= Exercise goal =
Though the entries contain pictures, the copy you make should hold only the rest, exactly as written.

[Text content records for pages]

»»

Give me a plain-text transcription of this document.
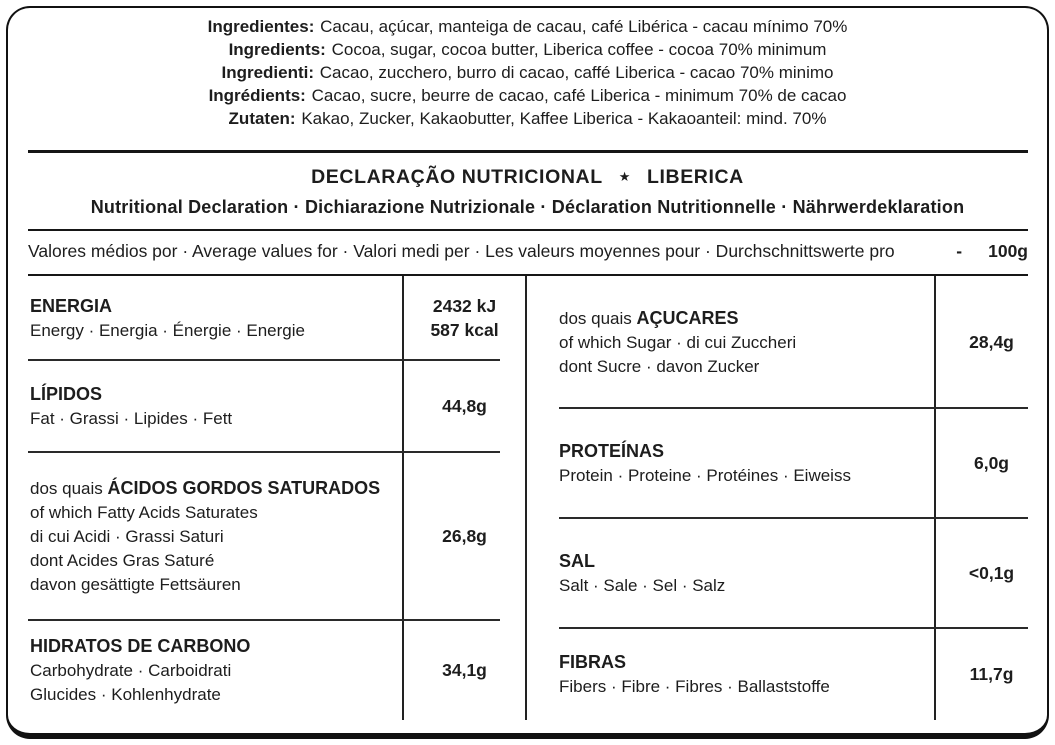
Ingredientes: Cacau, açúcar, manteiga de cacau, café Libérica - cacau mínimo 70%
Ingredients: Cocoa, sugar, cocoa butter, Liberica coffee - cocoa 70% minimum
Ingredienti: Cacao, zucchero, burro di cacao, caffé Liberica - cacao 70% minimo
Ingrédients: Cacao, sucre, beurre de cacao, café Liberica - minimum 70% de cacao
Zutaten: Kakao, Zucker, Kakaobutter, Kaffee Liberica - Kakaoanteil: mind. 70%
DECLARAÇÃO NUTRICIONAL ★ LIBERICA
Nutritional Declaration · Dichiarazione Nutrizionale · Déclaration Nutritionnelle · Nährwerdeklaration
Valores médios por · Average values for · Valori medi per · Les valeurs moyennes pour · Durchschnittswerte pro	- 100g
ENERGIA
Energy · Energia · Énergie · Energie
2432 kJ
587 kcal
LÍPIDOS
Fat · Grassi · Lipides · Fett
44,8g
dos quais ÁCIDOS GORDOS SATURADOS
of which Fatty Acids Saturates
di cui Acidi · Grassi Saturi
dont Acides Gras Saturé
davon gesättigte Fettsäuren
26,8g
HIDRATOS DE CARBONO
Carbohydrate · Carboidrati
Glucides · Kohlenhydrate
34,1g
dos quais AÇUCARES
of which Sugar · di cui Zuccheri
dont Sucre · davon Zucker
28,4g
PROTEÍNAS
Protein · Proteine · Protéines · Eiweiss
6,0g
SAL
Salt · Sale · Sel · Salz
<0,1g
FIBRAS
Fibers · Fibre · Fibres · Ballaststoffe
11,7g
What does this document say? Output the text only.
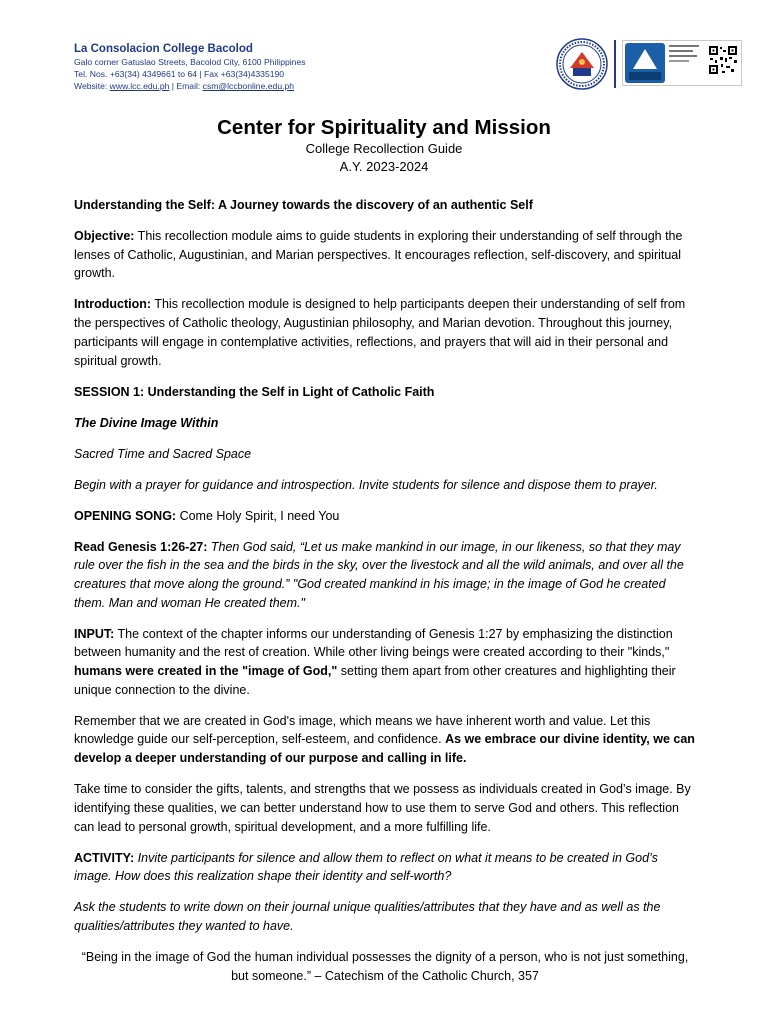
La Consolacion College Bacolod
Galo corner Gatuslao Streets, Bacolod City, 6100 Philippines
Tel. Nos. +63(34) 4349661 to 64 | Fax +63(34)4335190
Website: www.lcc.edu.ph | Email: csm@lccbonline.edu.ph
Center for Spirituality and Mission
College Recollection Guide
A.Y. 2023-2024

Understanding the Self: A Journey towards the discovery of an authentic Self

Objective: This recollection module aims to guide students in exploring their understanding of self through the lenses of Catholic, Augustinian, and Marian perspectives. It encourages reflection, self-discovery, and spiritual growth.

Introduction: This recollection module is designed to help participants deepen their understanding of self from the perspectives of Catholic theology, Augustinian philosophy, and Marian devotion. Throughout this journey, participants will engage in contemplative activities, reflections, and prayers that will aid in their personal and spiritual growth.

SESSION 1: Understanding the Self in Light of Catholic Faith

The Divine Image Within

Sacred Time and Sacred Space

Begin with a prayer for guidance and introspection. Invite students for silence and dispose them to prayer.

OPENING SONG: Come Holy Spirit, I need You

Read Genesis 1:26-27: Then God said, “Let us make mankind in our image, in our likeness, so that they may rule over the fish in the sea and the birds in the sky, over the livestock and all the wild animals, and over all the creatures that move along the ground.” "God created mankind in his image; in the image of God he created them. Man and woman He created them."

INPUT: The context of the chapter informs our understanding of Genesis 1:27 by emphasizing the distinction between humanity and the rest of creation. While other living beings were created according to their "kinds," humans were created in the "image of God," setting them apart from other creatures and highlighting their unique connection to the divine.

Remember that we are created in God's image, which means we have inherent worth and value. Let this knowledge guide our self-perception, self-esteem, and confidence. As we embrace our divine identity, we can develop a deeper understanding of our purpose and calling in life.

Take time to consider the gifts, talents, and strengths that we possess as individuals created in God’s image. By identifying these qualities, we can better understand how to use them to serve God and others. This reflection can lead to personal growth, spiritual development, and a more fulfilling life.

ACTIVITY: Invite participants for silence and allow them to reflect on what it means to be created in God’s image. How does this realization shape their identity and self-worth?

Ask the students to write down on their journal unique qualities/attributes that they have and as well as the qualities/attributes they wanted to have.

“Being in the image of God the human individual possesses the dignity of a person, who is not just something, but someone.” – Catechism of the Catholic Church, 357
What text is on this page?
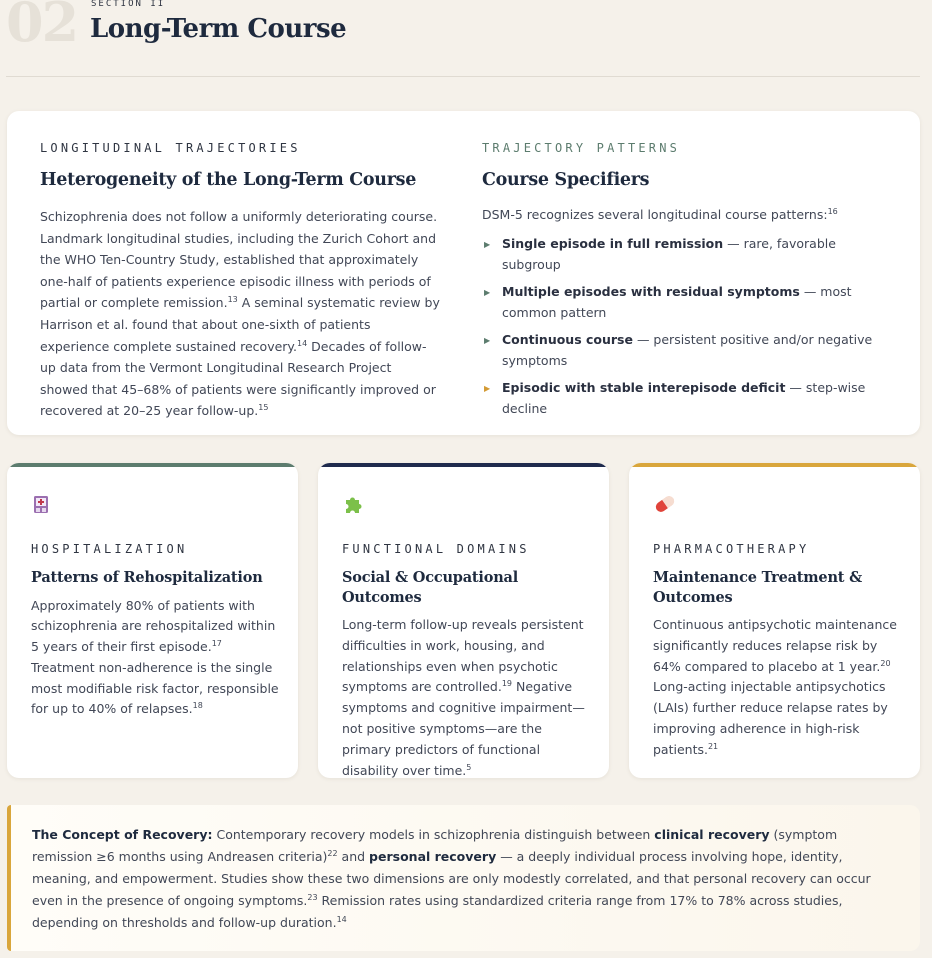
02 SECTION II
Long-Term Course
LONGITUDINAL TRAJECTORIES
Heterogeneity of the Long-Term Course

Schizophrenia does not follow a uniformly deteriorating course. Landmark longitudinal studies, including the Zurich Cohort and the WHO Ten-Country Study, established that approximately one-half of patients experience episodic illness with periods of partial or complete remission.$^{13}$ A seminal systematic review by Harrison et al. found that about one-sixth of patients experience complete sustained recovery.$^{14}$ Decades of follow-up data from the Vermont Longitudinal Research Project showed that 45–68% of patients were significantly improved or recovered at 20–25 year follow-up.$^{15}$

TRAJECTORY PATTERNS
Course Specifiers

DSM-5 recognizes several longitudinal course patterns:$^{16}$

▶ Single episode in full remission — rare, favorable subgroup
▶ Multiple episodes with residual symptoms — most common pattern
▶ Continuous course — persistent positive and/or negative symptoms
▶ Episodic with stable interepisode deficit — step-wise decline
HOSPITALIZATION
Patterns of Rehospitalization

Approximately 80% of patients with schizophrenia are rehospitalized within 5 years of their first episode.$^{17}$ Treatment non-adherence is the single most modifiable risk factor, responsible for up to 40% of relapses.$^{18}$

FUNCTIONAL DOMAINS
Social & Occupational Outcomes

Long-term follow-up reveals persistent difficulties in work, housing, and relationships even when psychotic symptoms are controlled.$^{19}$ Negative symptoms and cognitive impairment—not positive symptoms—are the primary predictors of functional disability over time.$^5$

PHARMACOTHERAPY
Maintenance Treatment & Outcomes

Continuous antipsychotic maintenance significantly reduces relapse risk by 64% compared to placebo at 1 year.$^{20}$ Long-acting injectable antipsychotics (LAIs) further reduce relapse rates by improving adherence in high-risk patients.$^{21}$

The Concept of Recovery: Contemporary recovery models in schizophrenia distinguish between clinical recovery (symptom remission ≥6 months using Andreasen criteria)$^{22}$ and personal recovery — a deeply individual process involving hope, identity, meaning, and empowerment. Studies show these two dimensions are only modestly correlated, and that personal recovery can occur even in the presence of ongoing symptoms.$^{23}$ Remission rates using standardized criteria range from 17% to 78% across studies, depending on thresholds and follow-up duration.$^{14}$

««

= Response area =
Give me a plain-text transcription of this document.
Ingredientes: Cacau, açúcar, manteiga de cacau, café Libérica - cacau mínimo 70%
Ingredients: Cocoa, sugar, cocoa butter, Liberica coffee - cocoa 70% minimum
Ingredienti: Cacao, zucchero, burro di cacao, caffé Liberica - cacao 70% minimo
Ingrédients: Cacao, sucre, beurre de cacao, café Liberica - minimum 70% de cacao
Zutaten: Kakao, Zucker, Kakaobutter, Kaffee Liberica - Kakaoanteil: mind. 70%
DECLARAÇÃO NUTRICIONAL ★ LIBERICA
Nutritional Declaration · Dichiarazione Nutrizionale · Déclaration Nutritionnelle · Nährwerdeklaration
Valores médios por · Average values for · Valori medi per · Les valeurs moyennes pour · Durchschnittswerte pro	- 100g
ENERGIA
Energy · Energia · Énergie · Energie
2432 kJ
587 kcal
LÍPIDOS
Fat · Grassi · Lipides · Fett
44,8g
dos quais ÁCIDOS GORDOS SATURADOS
of which Fatty Acids Saturates
di cui Acidi · Grassi Saturi
dont Acides Gras Saturé
davon gesättigte Fettsäuren
26,8g
HIDRATOS DE CARBONO
Carbohydrate · Carboidrati
Glucides · Kohlenhydrate
34,1g
dos quais AÇUCARES
of which Sugar · di cui Zuccheri
dont Sucre · davon Zucker
28,4g
PROTEÍNAS
Protein · Proteine · Protéines · Eiweiss
6,0g
SAL
Salt · Sale · Sel · Salz
<0,1g
FIBRAS
Fibers · Fibre · Fibres · Ballaststoffe
11,7g
What does this document say? Output the text only.
La Consolacion College Bacolod
Galo corner Gatuslao Streets, Bacolod City, 6100 Philippines
Tel. Nos. +63(34) 4349661 to 64 | Fax +63(34)4335190
Website: www.lcc.edu.ph | Email: csm@lccbonline.edu.ph
Center for Spirituality and Mission
College Recollection Guide
A.Y. 2023-2024

Understanding the Self: A Journey towards the discovery of an authentic Self

Objective: This recollection module aims to guide students in exploring their understanding of self through the lenses of Catholic, Augustinian, and Marian perspectives. It encourages reflection, self-discovery, and spiritual growth.

Introduction: This recollection module is designed to help participants deepen their understanding of self from the perspectives of Catholic theology, Augustinian philosophy, and Marian devotion. Throughout this journey, participants will engage in contemplative activities, reflections, and prayers that will aid in their personal and spiritual growth.

SESSION 1: Understanding the Self in Light of Catholic Faith

The Divine Image Within

Sacred Time and Sacred Space

Begin with a prayer for guidance and introspection. Invite students for silence and dispose them to prayer.

OPENING SONG: Come Holy Spirit, I need You

Read Genesis 1:26-27: Then God said, “Let us make mankind in our image, in our likeness, so that they may rule over the fish in the sea and the birds in the sky, over the livestock and all the wild animals, and over all the creatures that move along the ground.” "God created mankind in his image; in the image of God he created them. Man and woman He created them."

INPUT: The context of the chapter informs our understanding of Genesis 1:27 by emphasizing the distinction between humanity and the rest of creation. While other living beings were created according to their "kinds," humans were created in the "image of God," setting them apart from other creatures and highlighting their unique connection to the divine.

Remember that we are created in God's image, which means we have inherent worth and value. Let this knowledge guide our self-perception, self-esteem, and confidence. As we embrace our divine identity, we can develop a deeper understanding of our purpose and calling in life.

Take time to consider the gifts, talents, and strengths that we possess as individuals created in God’s image. By identifying these qualities, we can better understand how to use them to serve God and others. This reflection can lead to personal growth, spiritual development, and a more fulfilling life.

ACTIVITY: Invite participants for silence and allow them to reflect on what it means to be created in God’s image. How does this realization shape their identity and self-worth?

Ask the students to write down on their journal unique qualities/attributes that they have and as well as the qualities/attributes they wanted to have.

“Being in the image of God the human individual possesses the dignity of a person, who is not just something, but someone.” – Catechism of the Catholic Church, 357
What text is on this page?
02 SECTION II
Long-Term Course
LONGITUDINAL TRAJECTORIES
Heterogeneity of the Long-Term Course

Schizophrenia does not follow a uniformly deteriorating course. Landmark longitudinal studies, including the Zurich Cohort and the WHO Ten-Country Study, established that approximately one-half of patients experience episodic illness with periods of partial or complete remission.$^{13}$ A seminal systematic review by Harrison et al. found that about one-sixth of patients experience complete sustained recovery.$^{14}$ Decades of follow-up data from the Vermont Longitudinal Research Project showed that 45–68% of patients were significantly improved or recovered at 20–25 year follow-up.$^{15}$

TRAJECTORY PATTERNS
Course Specifiers

DSM-5 recognizes several longitudinal course patterns:$^{16}$

▶ Single episode in full remission — rare, favorable subgroup
▶ Multiple episodes with residual symptoms — most common pattern
▶ Continuous course — persistent positive and/or negative symptoms
▶ Episodic with stable interepisode deficit — step-wise decline
HOSPITALIZATION
Patterns of Rehospitalization

Approximately 80% of patients with schizophrenia are rehospitalized within 5 years of their first episode.$^{17}$ Treatment non-adherence is the single most modifiable risk factor, responsible for up to 40% of relapses.$^{18}$

FUNCTIONAL DOMAINS
Social & Occupational Outcomes

Long-term follow-up reveals persistent difficulties in work, housing, and relationships even when psychotic symptoms are controlled.$^{19}$ Negative symptoms and cognitive impairment—not positive symptoms—are the primary predictors of functional disability over time.$^5$

PHARMACOTHERAPY
Maintenance Treatment & Outcomes

Continuous antipsychotic maintenance significantly reduces relapse risk by 64% compared to placebo at 1 year.$^{20}$ Long-acting injectable antipsychotics (LAIs) further reduce relapse rates by improving adherence in high-risk patients.$^{21}$

The Concept of Recovery: Contemporary recovery models in schizophrenia distinguish between clinical recovery (symptom remission ≥6 months using Andreasen criteria)$^{22}$ and personal recovery — a deeply individual process involving hope, identity, meaning, and empowerment. Studies show these two dimensions are only modestly correlated, and that personal recovery can occur even in the presence of ongoing symptoms.$^{23}$ Remission rates using standardized criteria range from 17% to 78% across studies, depending on thresholds and follow-up duration.$^{14}$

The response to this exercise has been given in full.